— Start of RECORDS FOR THE TASK —
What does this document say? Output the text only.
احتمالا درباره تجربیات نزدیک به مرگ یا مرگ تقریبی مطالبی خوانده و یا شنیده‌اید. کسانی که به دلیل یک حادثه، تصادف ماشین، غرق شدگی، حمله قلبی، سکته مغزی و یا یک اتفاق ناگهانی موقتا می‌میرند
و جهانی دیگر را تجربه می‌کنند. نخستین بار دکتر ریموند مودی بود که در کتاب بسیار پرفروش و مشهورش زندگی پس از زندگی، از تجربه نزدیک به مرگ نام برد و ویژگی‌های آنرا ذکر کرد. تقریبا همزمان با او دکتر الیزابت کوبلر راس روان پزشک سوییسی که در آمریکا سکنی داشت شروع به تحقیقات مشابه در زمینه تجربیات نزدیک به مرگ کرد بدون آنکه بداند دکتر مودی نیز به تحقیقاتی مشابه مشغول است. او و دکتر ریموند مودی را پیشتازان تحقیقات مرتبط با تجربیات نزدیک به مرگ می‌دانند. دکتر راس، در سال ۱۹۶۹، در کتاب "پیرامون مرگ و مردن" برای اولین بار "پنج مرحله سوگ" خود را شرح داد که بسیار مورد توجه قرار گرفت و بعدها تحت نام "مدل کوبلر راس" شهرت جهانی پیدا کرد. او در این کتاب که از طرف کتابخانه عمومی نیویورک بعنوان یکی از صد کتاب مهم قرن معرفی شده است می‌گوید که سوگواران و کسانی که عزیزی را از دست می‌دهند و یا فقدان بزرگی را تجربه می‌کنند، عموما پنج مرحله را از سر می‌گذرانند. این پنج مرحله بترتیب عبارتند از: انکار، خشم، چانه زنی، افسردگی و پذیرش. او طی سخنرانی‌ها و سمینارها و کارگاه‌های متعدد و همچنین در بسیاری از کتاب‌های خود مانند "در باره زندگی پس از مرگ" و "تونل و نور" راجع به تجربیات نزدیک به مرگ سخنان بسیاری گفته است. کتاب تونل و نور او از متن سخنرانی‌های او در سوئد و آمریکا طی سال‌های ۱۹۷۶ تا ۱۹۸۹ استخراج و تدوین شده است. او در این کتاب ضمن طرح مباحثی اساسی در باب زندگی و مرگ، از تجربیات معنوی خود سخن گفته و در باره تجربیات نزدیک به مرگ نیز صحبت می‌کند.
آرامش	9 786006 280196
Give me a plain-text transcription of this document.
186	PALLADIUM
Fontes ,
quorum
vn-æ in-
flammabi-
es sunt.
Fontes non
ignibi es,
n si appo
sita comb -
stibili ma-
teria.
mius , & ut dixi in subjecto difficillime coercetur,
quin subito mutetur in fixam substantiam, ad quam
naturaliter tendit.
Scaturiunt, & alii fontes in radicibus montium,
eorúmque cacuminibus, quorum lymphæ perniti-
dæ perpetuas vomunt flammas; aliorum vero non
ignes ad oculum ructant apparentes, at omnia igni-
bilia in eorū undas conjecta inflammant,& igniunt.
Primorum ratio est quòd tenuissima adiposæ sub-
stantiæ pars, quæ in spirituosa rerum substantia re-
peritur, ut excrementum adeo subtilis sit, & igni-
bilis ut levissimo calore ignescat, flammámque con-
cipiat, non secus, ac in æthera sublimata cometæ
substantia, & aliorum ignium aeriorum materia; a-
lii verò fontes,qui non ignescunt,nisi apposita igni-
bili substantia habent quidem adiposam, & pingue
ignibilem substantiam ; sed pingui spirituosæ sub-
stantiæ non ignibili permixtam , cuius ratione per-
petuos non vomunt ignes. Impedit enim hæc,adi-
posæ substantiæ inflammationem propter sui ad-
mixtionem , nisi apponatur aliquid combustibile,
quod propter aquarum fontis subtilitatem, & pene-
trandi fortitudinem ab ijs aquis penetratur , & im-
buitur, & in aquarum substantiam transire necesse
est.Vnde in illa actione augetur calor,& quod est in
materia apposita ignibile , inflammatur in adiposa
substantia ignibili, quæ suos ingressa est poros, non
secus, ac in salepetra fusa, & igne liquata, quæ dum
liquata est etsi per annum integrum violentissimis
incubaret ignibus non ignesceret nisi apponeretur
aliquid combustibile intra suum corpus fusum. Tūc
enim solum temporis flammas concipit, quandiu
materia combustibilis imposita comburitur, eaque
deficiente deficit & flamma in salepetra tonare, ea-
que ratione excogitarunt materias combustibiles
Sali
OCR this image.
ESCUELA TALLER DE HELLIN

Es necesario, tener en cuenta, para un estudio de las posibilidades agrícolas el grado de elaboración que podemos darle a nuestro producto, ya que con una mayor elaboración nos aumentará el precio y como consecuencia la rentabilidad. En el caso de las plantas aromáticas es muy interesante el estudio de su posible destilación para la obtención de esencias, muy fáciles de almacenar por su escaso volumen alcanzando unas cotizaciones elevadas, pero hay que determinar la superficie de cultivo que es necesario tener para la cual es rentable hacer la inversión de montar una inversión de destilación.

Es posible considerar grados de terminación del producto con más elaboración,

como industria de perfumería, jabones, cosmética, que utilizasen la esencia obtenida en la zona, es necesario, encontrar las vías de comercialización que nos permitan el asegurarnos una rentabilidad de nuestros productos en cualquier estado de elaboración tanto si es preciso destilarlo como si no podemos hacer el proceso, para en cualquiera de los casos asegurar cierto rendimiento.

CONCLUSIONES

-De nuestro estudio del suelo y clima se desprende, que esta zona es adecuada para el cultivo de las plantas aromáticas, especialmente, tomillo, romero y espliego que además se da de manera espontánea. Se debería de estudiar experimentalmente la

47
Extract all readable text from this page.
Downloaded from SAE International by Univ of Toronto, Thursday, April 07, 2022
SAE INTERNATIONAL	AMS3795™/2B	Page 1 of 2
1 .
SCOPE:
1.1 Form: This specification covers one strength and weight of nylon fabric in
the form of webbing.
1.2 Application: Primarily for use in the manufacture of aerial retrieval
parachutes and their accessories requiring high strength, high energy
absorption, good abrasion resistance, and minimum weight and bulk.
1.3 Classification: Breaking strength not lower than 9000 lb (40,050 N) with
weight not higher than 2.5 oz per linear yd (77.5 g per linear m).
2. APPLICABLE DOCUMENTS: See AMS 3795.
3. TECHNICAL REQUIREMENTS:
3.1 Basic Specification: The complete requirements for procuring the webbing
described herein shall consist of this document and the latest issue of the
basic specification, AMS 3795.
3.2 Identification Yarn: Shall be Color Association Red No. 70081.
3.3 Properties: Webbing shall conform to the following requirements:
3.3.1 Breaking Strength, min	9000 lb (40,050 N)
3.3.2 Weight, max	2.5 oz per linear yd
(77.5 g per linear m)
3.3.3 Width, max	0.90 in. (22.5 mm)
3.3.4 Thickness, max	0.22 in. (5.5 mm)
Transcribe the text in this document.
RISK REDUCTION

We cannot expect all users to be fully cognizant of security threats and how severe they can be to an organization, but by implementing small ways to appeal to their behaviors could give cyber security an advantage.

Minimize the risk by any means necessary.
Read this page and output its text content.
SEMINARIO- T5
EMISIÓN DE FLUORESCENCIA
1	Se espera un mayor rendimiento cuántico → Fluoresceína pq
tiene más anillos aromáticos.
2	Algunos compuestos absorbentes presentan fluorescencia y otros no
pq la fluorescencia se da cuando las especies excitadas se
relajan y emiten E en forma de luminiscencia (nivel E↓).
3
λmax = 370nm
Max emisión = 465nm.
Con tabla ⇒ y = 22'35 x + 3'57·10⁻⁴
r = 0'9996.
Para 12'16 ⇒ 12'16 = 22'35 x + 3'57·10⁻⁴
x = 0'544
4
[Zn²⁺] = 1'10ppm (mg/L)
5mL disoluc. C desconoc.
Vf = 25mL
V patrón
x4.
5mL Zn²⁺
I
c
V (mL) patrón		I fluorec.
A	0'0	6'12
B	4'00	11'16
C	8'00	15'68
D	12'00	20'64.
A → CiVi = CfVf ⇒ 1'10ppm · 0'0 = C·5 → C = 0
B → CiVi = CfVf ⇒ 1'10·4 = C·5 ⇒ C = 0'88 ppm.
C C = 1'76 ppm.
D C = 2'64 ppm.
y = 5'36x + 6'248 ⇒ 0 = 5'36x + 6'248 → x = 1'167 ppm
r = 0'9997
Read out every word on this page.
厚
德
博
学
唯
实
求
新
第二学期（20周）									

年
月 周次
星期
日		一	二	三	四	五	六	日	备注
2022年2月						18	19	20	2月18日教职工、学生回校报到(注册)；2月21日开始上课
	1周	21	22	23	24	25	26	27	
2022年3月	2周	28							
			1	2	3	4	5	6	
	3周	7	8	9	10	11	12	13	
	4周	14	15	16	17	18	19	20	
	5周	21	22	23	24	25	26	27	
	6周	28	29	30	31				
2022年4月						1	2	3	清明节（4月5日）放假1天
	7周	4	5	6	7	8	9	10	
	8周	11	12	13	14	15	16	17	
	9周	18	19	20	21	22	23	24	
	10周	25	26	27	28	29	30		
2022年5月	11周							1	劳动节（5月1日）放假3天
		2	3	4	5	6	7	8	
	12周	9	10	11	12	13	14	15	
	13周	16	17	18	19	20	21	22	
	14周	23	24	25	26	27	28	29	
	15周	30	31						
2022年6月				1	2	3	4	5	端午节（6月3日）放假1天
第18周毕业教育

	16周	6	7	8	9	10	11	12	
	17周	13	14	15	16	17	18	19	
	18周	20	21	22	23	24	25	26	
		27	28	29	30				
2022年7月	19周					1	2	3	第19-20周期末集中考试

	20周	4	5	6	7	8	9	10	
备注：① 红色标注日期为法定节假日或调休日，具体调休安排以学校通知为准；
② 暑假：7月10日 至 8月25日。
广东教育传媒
— End of RECORDS FOR THE TASK —
◆ **WHAT YOU SHOULD DO**
Check each line of the records above for "nisi", and copy those that have it.

◆ **ANSWER TO THE PROBLEM**
lii verò fontes,qui non ignescunt,nisi apposita igni-
mixtionem , nisi apponatur aliquid combustibile,
incubaret ignibus non ignesceret nisi apponeretur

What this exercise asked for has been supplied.